## start Page

Whenever dealing with card permutations, there are always 2 ways of figuring a total, one is with using sequences, the other is with out using sequences. Example : If you deal 3 cards, there are 22,100 possible 3 card combinations, however, each result has 6 separate sequences. If you deal Jc 9s 4d, that can also be dealt 9s 4d Jc, or 4d Jc 9s, etc..

In the case of this problem involving 6 cards, we MUST use sequences because if we just calculate 6-card combinations (20,358,520), some of those won't qualify even though they contain all of the cards to do so. Kc Ks Js - Ks Qs Kh may produce the 6 cards needed to have quads and a straight flush, but since they are not dealt in the proper sequence, they would produce neither in each hand.

## end Page

Stated exercise A:
Answer these from the piece on card permutations:
(i) How many possible 3-card combinations are there?
(ii) How many separate sequences does each 3-card result have?
(iii) How many 6-card combinations does the piece give?
Stated exercise B: Reproduce the part of the piece on card permutations starting with "Whenever dealing with" and going on through "in each hand.".
Stated exercise C: Pick up the piece on card permutations after its last sentence and keep writing.
The data after this piece comes from a different source.

## start Given material

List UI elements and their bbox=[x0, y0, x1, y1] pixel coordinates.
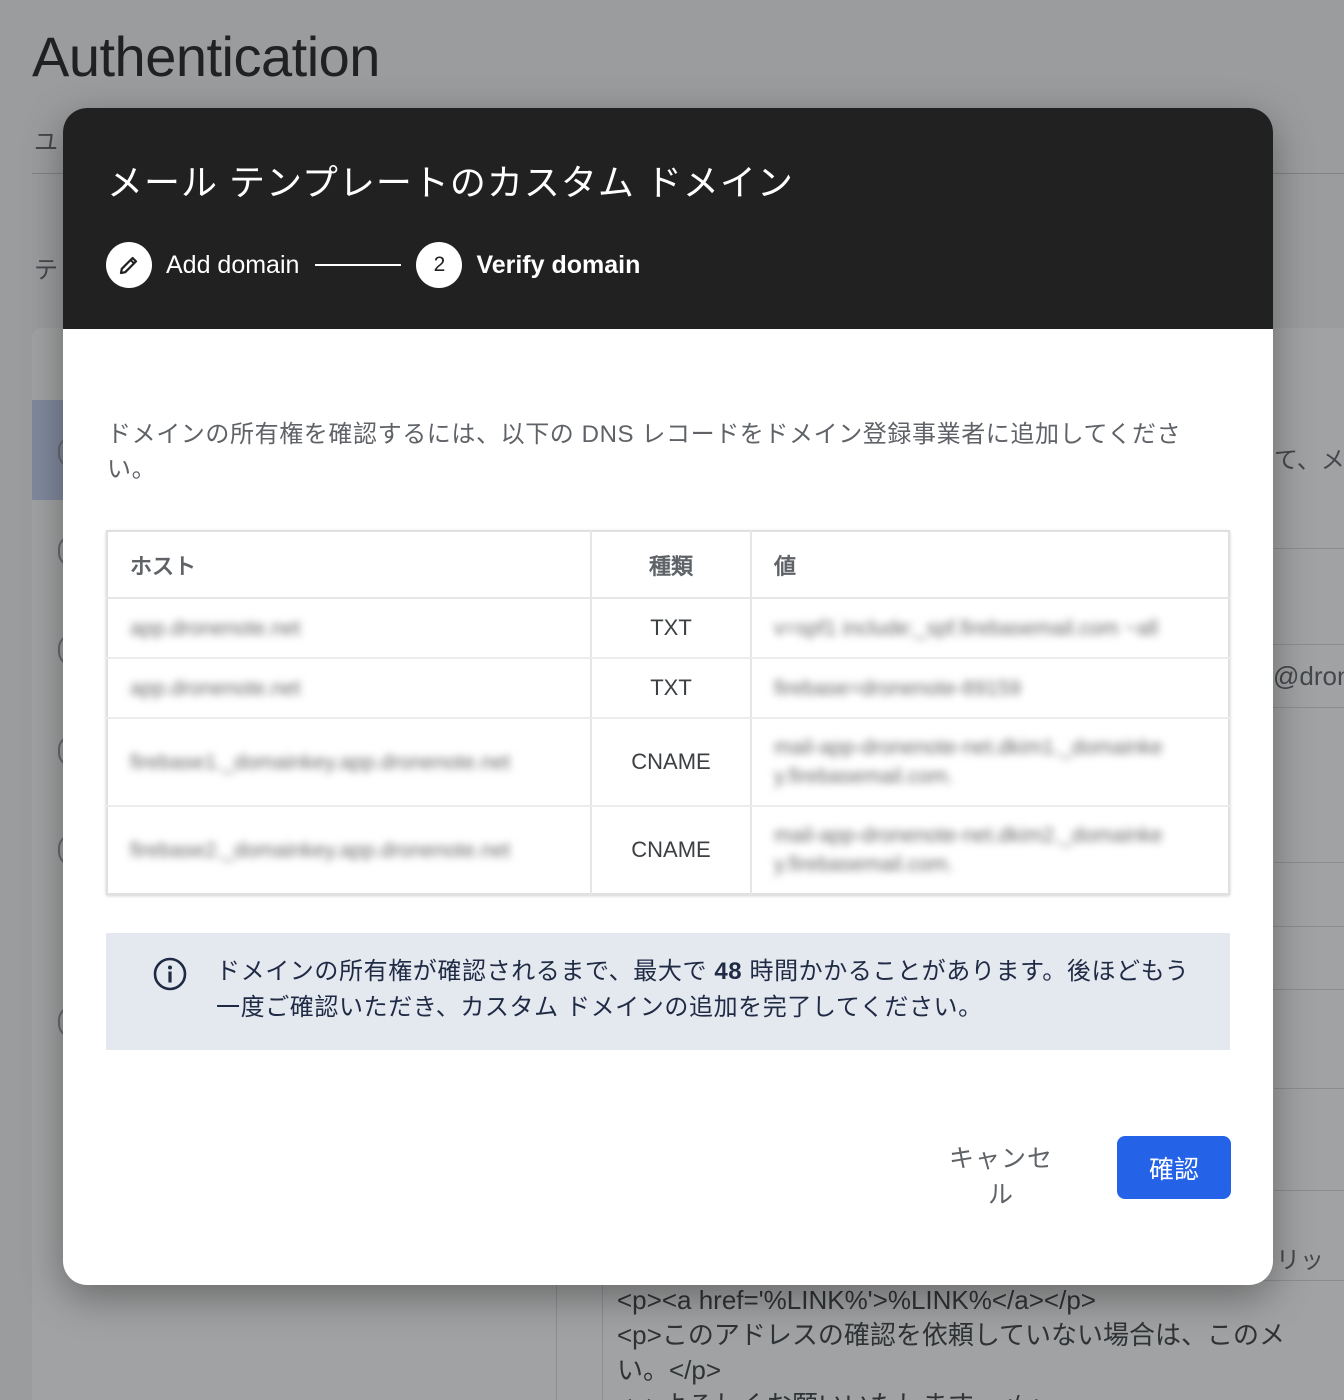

## end Given material

Written response A:
(i) 22,100
(ii) 6
(iii) 20,358,520

Written response B:
Whenever dealing with card permutations, there are always 2 ways of figuring a total, one is with using sequences, the other is with out using sequences. Example : If you deal 3 cards, there are 22,100 possible 3 card combinations, however, each result has 6 separate sequences. If you deal Jc 9s 4d, that can also be dealt 9s 4d Jc, or 4d Jc 9s, etc..

In the case of this problem involving 6 cards, we MUST use sequences because if we just calculate 6-card combinations (20,358,520), some of those won't qualify even though they contain all of the cards to do so. Kc Ks Js - Ks Qs Kh may produce the 6 cards needed to have quads and a straight flush, but since they are not dealt in the proper sequence, they would produce neither in each hand.

Written response C:
So we must include sequences when figuring how many 6 card permutations there are, which is 14,658,134,400 and then we must calculate how many of those would produce one 3 card hand to have trips, and the other 3 card hand to have a straight flush THAT ALSO uses the 4rth card of the other hands trips. I figure that 10,368 of these six card sequences would qualify.

Therefore, we have 14,658,134,400 sequences of 6 cards that a 52 card deck produces, and 10,368 of those will produce the two three card hands we need. So, my answer would be odds of 1,413,785 - 1.

Since I am no genius like some of the people that frequent here are, I'd love to be either confirmed or corrected by someone truly qualified.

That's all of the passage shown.